Select and copy out every line in the records containing "peak".

* * * *

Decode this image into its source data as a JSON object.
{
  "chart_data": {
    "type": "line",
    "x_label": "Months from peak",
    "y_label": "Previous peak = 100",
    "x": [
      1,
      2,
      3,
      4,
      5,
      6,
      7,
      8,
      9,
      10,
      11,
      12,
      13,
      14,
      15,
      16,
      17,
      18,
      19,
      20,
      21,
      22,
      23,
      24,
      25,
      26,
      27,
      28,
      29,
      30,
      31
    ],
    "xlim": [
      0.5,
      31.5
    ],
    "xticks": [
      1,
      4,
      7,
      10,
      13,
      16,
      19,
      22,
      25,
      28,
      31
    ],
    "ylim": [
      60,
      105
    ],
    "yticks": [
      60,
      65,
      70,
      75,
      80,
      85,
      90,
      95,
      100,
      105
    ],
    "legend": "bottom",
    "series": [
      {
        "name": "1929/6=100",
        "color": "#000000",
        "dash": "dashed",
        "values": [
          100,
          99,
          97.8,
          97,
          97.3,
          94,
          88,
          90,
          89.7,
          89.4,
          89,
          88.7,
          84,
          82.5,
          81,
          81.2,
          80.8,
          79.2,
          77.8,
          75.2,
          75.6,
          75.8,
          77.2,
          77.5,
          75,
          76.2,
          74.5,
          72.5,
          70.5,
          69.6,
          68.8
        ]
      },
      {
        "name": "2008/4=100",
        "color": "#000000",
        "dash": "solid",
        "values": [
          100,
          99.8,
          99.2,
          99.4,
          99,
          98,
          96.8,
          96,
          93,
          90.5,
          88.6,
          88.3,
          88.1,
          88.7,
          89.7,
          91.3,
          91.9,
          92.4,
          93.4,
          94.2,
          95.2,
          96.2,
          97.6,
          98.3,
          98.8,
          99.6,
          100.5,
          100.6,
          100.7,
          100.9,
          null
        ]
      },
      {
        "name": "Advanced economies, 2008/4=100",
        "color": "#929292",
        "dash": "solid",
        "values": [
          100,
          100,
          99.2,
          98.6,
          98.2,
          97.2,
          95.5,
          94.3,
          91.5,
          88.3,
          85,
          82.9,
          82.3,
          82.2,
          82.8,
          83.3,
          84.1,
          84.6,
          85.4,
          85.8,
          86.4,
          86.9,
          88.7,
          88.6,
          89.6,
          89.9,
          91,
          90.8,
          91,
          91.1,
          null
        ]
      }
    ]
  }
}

* * * *

■ ANSWER TO THIS PROBLEM:
    "x_label": "Months from peak",
    "y_label": "Previous peak = 100",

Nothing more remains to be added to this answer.